**Do this**
Copy out each line of the material below that holds the string "missile".

(Records contained in a dataset)
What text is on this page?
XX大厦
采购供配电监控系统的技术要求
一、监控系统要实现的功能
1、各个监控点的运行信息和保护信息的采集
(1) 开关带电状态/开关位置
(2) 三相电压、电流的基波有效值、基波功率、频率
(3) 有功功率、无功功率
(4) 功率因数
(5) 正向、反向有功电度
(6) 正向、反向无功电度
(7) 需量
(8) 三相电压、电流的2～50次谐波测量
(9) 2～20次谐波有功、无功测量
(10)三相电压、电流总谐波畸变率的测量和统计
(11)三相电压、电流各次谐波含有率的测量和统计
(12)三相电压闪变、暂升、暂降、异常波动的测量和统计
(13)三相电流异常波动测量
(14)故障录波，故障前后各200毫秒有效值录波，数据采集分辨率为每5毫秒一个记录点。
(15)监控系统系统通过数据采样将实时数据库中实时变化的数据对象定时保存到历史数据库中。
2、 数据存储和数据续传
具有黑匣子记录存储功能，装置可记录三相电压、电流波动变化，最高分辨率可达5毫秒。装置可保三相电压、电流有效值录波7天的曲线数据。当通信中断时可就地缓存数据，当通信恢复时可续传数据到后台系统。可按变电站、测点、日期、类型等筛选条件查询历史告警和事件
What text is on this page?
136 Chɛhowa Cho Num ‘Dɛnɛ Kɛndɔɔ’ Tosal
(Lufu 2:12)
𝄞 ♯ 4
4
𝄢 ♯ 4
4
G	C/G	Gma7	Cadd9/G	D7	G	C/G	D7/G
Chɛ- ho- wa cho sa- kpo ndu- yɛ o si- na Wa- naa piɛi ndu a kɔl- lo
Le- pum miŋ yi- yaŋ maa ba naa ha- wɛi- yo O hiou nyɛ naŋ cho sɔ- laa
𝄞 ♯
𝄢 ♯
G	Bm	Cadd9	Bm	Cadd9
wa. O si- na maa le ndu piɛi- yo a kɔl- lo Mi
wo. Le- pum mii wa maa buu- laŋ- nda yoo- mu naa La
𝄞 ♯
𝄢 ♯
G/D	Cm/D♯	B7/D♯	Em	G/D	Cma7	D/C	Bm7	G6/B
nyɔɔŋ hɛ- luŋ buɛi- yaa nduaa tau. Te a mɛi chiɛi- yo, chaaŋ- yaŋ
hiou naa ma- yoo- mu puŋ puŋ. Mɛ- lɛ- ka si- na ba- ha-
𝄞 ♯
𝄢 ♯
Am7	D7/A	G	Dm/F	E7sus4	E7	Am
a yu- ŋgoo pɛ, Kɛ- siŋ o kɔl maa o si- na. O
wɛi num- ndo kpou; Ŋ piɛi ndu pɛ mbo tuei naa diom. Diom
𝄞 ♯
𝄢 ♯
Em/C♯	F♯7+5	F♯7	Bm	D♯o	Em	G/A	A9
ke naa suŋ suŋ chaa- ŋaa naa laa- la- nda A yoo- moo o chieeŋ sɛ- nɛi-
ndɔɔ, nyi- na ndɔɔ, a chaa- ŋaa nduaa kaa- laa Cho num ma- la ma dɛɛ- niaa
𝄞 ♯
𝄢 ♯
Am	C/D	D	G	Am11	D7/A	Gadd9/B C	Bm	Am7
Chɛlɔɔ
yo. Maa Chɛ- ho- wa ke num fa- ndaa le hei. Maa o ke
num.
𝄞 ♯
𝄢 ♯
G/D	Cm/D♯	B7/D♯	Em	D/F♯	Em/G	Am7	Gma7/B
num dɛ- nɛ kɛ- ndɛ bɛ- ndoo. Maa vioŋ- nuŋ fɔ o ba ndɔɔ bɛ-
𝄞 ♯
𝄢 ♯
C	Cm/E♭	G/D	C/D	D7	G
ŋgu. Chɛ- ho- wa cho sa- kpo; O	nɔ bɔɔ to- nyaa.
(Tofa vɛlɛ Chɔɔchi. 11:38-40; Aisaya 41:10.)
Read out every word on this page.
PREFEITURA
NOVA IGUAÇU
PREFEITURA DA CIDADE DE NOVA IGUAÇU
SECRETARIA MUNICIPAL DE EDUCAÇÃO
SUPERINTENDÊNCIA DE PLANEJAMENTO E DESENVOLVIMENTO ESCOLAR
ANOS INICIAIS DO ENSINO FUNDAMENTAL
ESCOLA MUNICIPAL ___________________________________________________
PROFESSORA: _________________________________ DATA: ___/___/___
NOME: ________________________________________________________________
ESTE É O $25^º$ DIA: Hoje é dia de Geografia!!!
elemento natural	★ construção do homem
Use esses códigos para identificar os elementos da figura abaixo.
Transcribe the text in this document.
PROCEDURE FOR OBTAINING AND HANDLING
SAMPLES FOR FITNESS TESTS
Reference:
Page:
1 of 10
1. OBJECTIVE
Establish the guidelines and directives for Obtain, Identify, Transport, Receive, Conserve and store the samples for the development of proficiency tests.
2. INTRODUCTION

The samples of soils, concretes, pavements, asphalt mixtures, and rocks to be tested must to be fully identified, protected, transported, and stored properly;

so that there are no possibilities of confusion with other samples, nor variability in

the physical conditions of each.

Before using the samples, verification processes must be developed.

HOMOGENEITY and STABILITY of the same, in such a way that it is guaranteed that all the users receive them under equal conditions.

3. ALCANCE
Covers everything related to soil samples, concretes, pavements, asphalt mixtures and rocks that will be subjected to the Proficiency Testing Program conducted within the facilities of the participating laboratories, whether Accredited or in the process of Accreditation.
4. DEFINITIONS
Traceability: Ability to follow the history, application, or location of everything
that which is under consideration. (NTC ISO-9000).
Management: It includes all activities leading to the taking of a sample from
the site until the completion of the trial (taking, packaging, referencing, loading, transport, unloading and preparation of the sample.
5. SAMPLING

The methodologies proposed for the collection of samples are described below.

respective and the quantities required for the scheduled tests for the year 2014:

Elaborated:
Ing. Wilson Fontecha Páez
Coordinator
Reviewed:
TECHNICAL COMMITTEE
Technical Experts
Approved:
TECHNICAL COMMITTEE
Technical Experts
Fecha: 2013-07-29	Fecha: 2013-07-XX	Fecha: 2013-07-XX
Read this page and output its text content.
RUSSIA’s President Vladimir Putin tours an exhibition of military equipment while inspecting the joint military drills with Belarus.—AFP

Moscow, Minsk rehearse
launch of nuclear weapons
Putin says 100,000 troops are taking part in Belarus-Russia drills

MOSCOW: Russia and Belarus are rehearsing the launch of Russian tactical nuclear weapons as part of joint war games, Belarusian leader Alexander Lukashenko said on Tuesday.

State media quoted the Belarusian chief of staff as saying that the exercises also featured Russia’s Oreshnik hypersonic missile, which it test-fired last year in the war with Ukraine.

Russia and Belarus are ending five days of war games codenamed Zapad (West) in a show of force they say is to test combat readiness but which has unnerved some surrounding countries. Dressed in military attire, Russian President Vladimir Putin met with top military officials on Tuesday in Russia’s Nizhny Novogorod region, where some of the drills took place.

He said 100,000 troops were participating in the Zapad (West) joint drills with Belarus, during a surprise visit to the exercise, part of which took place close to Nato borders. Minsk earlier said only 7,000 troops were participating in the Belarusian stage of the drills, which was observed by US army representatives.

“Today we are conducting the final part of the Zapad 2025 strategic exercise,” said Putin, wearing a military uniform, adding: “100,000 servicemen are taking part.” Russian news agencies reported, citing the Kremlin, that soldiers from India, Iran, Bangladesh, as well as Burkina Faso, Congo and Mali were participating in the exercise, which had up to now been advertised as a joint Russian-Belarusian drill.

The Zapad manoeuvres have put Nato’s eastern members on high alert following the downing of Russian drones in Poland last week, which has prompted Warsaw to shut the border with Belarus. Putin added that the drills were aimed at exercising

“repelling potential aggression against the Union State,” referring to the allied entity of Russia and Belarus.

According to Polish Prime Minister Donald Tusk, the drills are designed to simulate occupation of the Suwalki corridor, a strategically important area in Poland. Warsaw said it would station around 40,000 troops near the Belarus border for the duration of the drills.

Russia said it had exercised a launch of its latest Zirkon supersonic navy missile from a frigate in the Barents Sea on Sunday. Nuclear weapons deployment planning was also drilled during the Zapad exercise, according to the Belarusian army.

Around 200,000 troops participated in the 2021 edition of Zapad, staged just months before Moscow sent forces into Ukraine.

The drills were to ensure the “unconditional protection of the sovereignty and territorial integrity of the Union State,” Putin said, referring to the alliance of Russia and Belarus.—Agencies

**Problem solution**
State media quoted the Belarusian chief of staff as saying that the exercises also featured Russia’s Oreshnik hypersonic missile, which it test-fired last year in the war with Ukraine.
Russia said it had exercised a launch of its latest Zirkon supersonic navy missile from a frigate in the Barents Sea on Sunday. Nuclear weapons deployment planning was also drilled during the Zapad exercise, according to the Belarusian army.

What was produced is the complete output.